**Exercise instructions**:
Locate every line below that contains the word "akong" and copy it.
───── The data ─────
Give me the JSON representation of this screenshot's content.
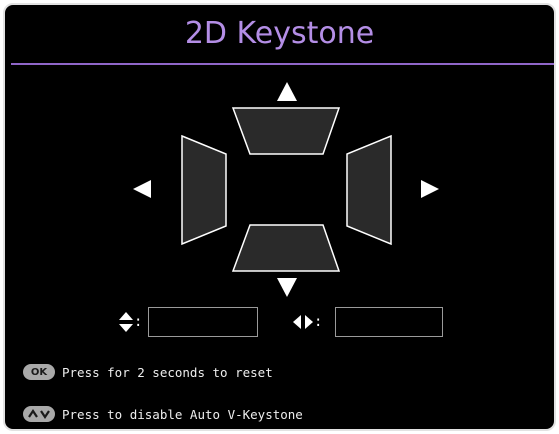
{
  "title": "2D Keystone",
  "vertical_value": "",
  "horizontal_value": "",
  "colon": ":",
  "hints": [
    {
      "key": "OK",
      "text": "Press for 2 seconds to reset"
    },
    {
      "key": "up-down",
      "text": "Press to disable Auto V-Keystone"
    }
  ],
  "colors": {
    "title": "#b48ee6",
    "divider": "#8f66c8",
    "trapezoid_fill": "#2a2a2a",
    "outline": "#ffffff"
  }
}
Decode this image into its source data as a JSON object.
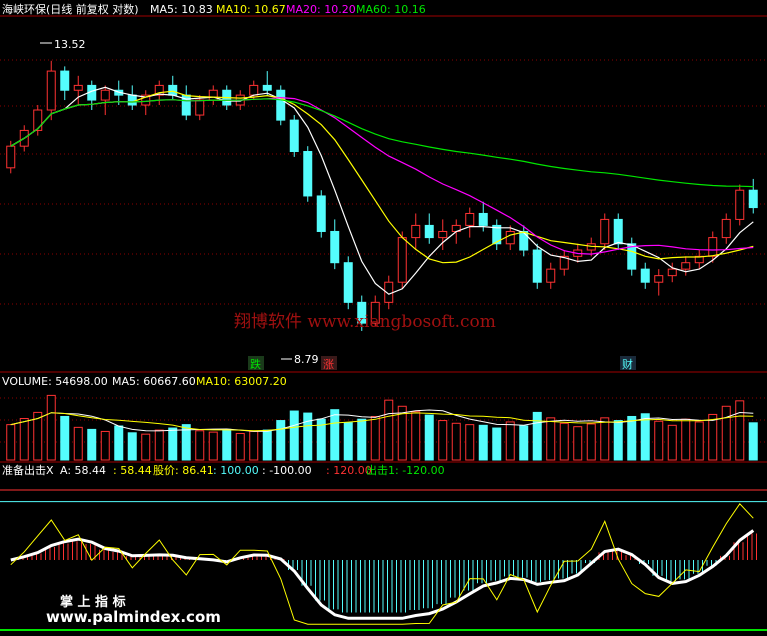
{
  "chart_data": [
    {
      "type": "candlestick",
      "header": {
        "name": "海峡环保(日线 前复权 对数)",
        "ma5": "MA5: 10.83",
        "ma10": "MA10: 10.67",
        "ma20": "MA20: 10.20",
        "ma60": "MA60: 10.16"
      },
      "high_label": "13.52",
      "low_label": "8.79",
      "markers": {
        "fall": "跌",
        "rise": "涨",
        "finance": "财"
      },
      "watermark": "翔博软件 www.xiangbosoft.com",
      "ohlc": [
        [
          11.4,
          11.9,
          11.3,
          11.8
        ],
        [
          11.8,
          12.2,
          11.7,
          12.1
        ],
        [
          12.1,
          12.6,
          12.0,
          12.5
        ],
        [
          12.5,
          13.52,
          12.3,
          13.3
        ],
        [
          13.3,
          13.4,
          12.7,
          12.9
        ],
        [
          12.9,
          13.2,
          12.6,
          13.0
        ],
        [
          13.0,
          13.1,
          12.5,
          12.7
        ],
        [
          12.7,
          13.0,
          12.4,
          12.9
        ],
        [
          12.9,
          13.1,
          12.6,
          12.8
        ],
        [
          12.8,
          13.0,
          12.5,
          12.6
        ],
        [
          12.6,
          12.9,
          12.4,
          12.8
        ],
        [
          12.8,
          13.1,
          12.6,
          13.0
        ],
        [
          13.0,
          13.2,
          12.7,
          12.8
        ],
        [
          12.8,
          13.0,
          12.3,
          12.4
        ],
        [
          12.4,
          12.8,
          12.3,
          12.7
        ],
        [
          12.7,
          13.0,
          12.6,
          12.9
        ],
        [
          12.9,
          13.0,
          12.5,
          12.6
        ],
        [
          12.6,
          12.9,
          12.5,
          12.8
        ],
        [
          12.8,
          13.1,
          12.7,
          13.0
        ],
        [
          13.0,
          13.3,
          12.8,
          12.9
        ],
        [
          12.9,
          13.0,
          12.2,
          12.3
        ],
        [
          12.3,
          12.4,
          11.6,
          11.7
        ],
        [
          11.7,
          11.8,
          10.8,
          10.9
        ],
        [
          10.9,
          11.0,
          10.2,
          10.3
        ],
        [
          10.3,
          10.5,
          9.7,
          9.8
        ],
        [
          9.8,
          9.9,
          9.1,
          9.2
        ],
        [
          9.2,
          9.3,
          8.79,
          8.9
        ],
        [
          8.9,
          9.3,
          8.85,
          9.2
        ],
        [
          9.2,
          9.6,
          9.1,
          9.5
        ],
        [
          9.5,
          10.3,
          9.4,
          10.2
        ],
        [
          10.2,
          10.6,
          10.0,
          10.4
        ],
        [
          10.4,
          10.6,
          10.1,
          10.2
        ],
        [
          10.2,
          10.5,
          10.0,
          10.3
        ],
        [
          10.3,
          10.5,
          10.1,
          10.4
        ],
        [
          10.4,
          10.7,
          10.2,
          10.6
        ],
        [
          10.6,
          10.8,
          10.3,
          10.4
        ],
        [
          10.4,
          10.5,
          10.0,
          10.1
        ],
        [
          10.1,
          10.4,
          10.0,
          10.3
        ],
        [
          10.3,
          10.4,
          9.9,
          10.0
        ],
        [
          10.0,
          10.1,
          9.4,
          9.5
        ],
        [
          9.5,
          9.8,
          9.4,
          9.7
        ],
        [
          9.7,
          10.0,
          9.6,
          9.9
        ],
        [
          9.9,
          10.1,
          9.8,
          10.0
        ],
        [
          10.0,
          10.2,
          9.9,
          10.1
        ],
        [
          10.1,
          10.6,
          10.0,
          10.5
        ],
        [
          10.5,
          10.6,
          10.0,
          10.1
        ],
        [
          10.1,
          10.2,
          9.6,
          9.7
        ],
        [
          9.7,
          9.8,
          9.4,
          9.5
        ],
        [
          9.5,
          9.7,
          9.3,
          9.6
        ],
        [
          9.6,
          9.8,
          9.5,
          9.7
        ],
        [
          9.7,
          9.9,
          9.6,
          9.8
        ],
        [
          9.8,
          10.0,
          9.7,
          9.9
        ],
        [
          9.9,
          10.3,
          9.8,
          10.2
        ],
        [
          10.2,
          10.6,
          10.1,
          10.5
        ],
        [
          10.5,
          11.1,
          10.4,
          11.0
        ],
        [
          11.0,
          11.2,
          10.6,
          10.7
        ]
      ],
      "volume_header": {
        "volume": "VOLUME: 54698.00",
        "ma5": "MA5: 60667.60",
        "ma10": "MA10: 63007.20"
      },
      "volume": [
        52000,
        61000,
        70000,
        95000,
        64000,
        48000,
        45000,
        42000,
        50000,
        40000,
        38000,
        44000,
        47000,
        52000,
        43000,
        41000,
        45000,
        39000,
        42000,
        44000,
        58000,
        72000,
        69000,
        60000,
        74000,
        55000,
        60000,
        64000,
        88000,
        79000,
        71000,
        66000,
        58000,
        54000,
        52000,
        51000,
        47000,
        56000,
        50000,
        70000,
        62000,
        54000,
        49000,
        53000,
        62000,
        58000,
        64000,
        68000,
        57000,
        51000,
        60000,
        56000,
        67000,
        79000,
        87000,
        54698
      ],
      "indicator_header": {
        "name": "准备出击X",
        "a": "A: 58.44",
        "b": ": 58.44",
        "price": "股价: 86.41",
        "c": ": 100.00",
        "d": ": -100.00",
        "e": ": 120.00",
        "f": "出击1: -120.00"
      },
      "indicator_wm": "掌 上 指 标",
      "indicator_url": "www.palmindex.com",
      "colors": {
        "up": "#ff3232",
        "down": "#54fcfc",
        "ma5": "#ffffff",
        "ma10": "#ffff00",
        "ma20": "#ff00ff",
        "ma60": "#00e600",
        "grid": "#8b0000"
      }
    }
  ]
}
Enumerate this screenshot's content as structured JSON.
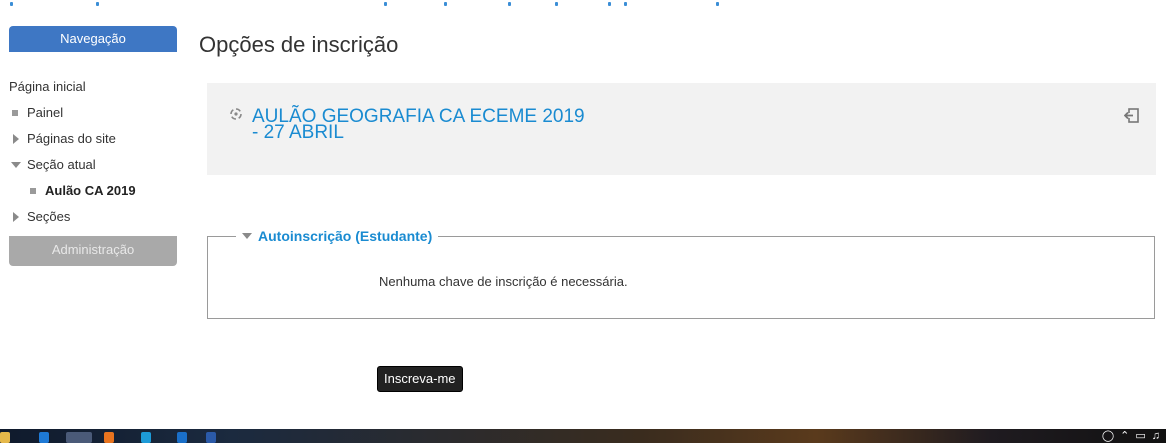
{
  "sidebar": {
    "nav_header": "Navegação",
    "items": [
      {
        "label": "Página inicial"
      },
      {
        "label": "Painel"
      },
      {
        "label": "Páginas do site"
      },
      {
        "label": "Seção atual"
      },
      {
        "label": "Aulão CA 2019"
      },
      {
        "label": "Seções"
      }
    ],
    "admin_header": "Administração"
  },
  "main": {
    "page_title": "Opções de inscrição",
    "course": {
      "title_line1": "AULÃO GEOGRAFIA CA ECEME 2019",
      "title_line2": "- 27 ABRIL"
    },
    "self_enrol": {
      "legend": "Autoinscrição (Estudante)",
      "message": "Nenhuma chave de inscrição é necessária."
    },
    "enrol_button": "Inscreva-me"
  },
  "icons": {
    "course": "course-icon",
    "enrol": "enrol-icon",
    "taskbar": [
      "file-explorer-icon",
      "edge-icon",
      "chrome-icon",
      "firefox-icon",
      "skype-icon",
      "outlook-icon",
      "word-icon"
    ],
    "tray": [
      "people-icon",
      "chevron-up-icon",
      "network-icon",
      "volume-icon"
    ]
  },
  "colors": {
    "nav_header": "#3e77c4",
    "link": "#1a8bd1",
    "admin_header": "#a9a9a9",
    "button": "#222222",
    "course_box": "#f2f2f2"
  }
}
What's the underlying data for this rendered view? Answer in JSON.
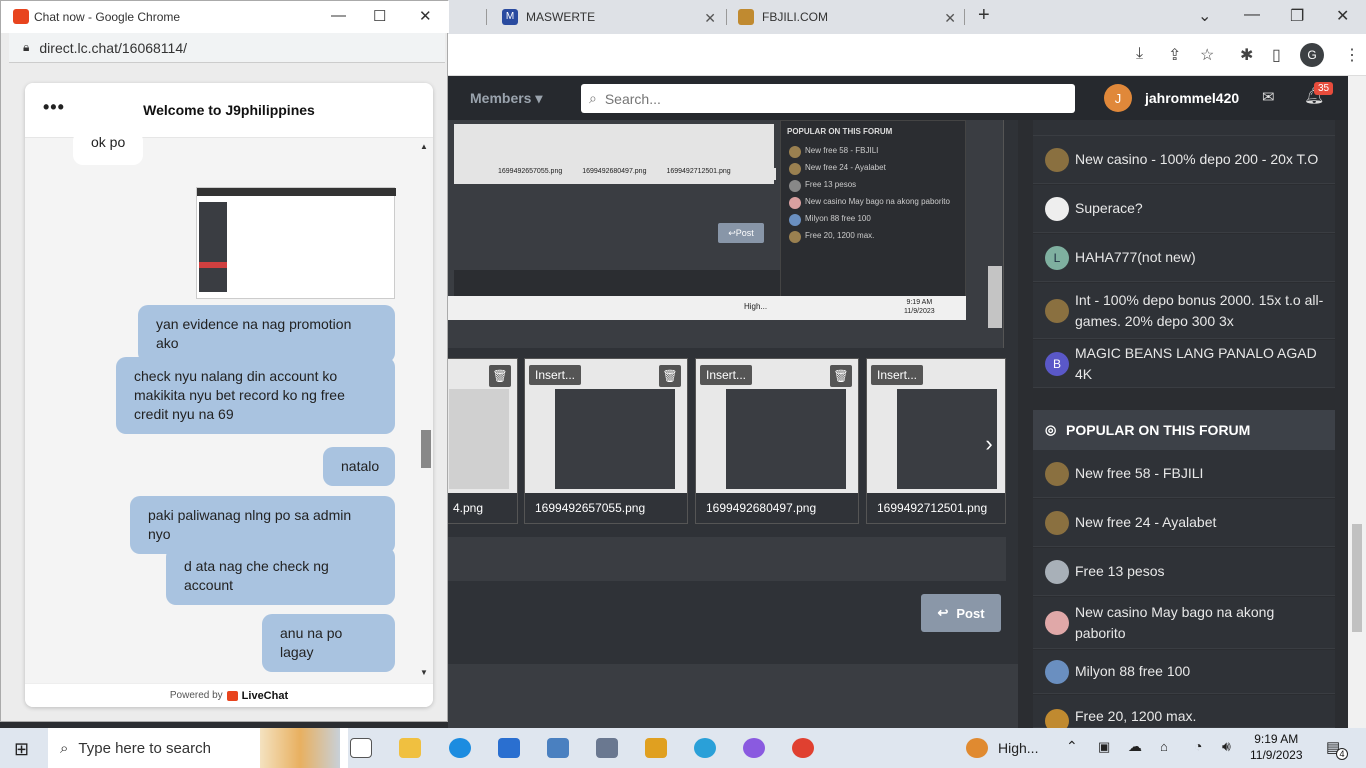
{
  "browser": {
    "tabs": [
      {
        "label": "MASWERTE"
      },
      {
        "label": "FBJILI.COM"
      }
    ],
    "new_tab": "+",
    "profile_initial": "G"
  },
  "site_header": {
    "members": "Members",
    "search_placeholder": "Search...",
    "avatar_letter": "J",
    "username": "jahrommel420",
    "notif_count": "35"
  },
  "screenshot_inset": {
    "popular_title": "POPULAR ON THIS FORUM",
    "items": [
      "New free 58 - FBJILI",
      "New free 24 - Ayalabet",
      "Free 13 pesos",
      "New casino May bago na akong paborito",
      "Milyon 88 free 100",
      "Free 20, 1200 max."
    ],
    "post_label": "Post",
    "thumb_names": [
      "1699492657055.png",
      "1699492680497.png",
      "1699492712501.png"
    ],
    "clock_time": "9:19 AM",
    "clock_date": "11/9/2023",
    "weather": "High..."
  },
  "attachments": [
    {
      "insert": "Insert...",
      "filename": "4.png"
    },
    {
      "insert": "Insert...",
      "filename": "1699492657055.png"
    },
    {
      "insert": "Insert...",
      "filename": "1699492680497.png"
    },
    {
      "insert": "Insert...",
      "filename": "1699492712501.png"
    }
  ],
  "post_button": "Post",
  "sidebar": {
    "latest": [
      {
        "title": "New casino - 100% depo 200 - 20x T.O"
      },
      {
        "title": "Superace?"
      },
      {
        "title": "HAHA777(not new)",
        "avatar_letter": "L"
      },
      {
        "title": "Int - 100% depo bonus 2000. 15x t.o all-games. 20% depo 300 3x"
      },
      {
        "title": "MAGIC BEANS LANG PANALO AGAD 4K",
        "avatar_letter": "B"
      }
    ],
    "popular_title": "POPULAR ON THIS FORUM",
    "popular": [
      {
        "title": "New free 58 - FBJILI"
      },
      {
        "title": "New free 24 - Ayalabet"
      },
      {
        "title": "Free 13 pesos"
      },
      {
        "title": "New casino May bago na akong paborito"
      },
      {
        "title": "Milyon 88 free 100"
      },
      {
        "title": "Free 20, 1200 max."
      }
    ]
  },
  "chat": {
    "window_title": "Chat now - Google Chrome",
    "url": "direct.lc.chat/16068114/",
    "header_title": "Welcome to J9philippines",
    "messages": [
      {
        "from": "agent",
        "text": "ok po"
      },
      {
        "from": "visitor",
        "text": "yan evidence na nag promotion ako"
      },
      {
        "from": "visitor",
        "text": "check nyu nalang din account ko makikita nyu bet record ko ng free credit nyu na 69"
      },
      {
        "from": "visitor",
        "text": "natalo"
      },
      {
        "from": "visitor",
        "text": "paki paliwanag nlng po sa admin nyo"
      },
      {
        "from": "visitor",
        "text": "d ata nag che check ng account"
      },
      {
        "from": "visitor",
        "text": "anu na po lagay"
      }
    ],
    "powered_by": "Powered by",
    "brand": "LiveChat"
  },
  "taskbar": {
    "search_placeholder": "Type here to search",
    "weather": "High...",
    "time": "9:19 AM",
    "date": "11/9/2023",
    "notif_count": "4"
  }
}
─────
**Completed task**:
      "New casino May bago na akong paborito",
        "title": "New casino May bago na akong paborito"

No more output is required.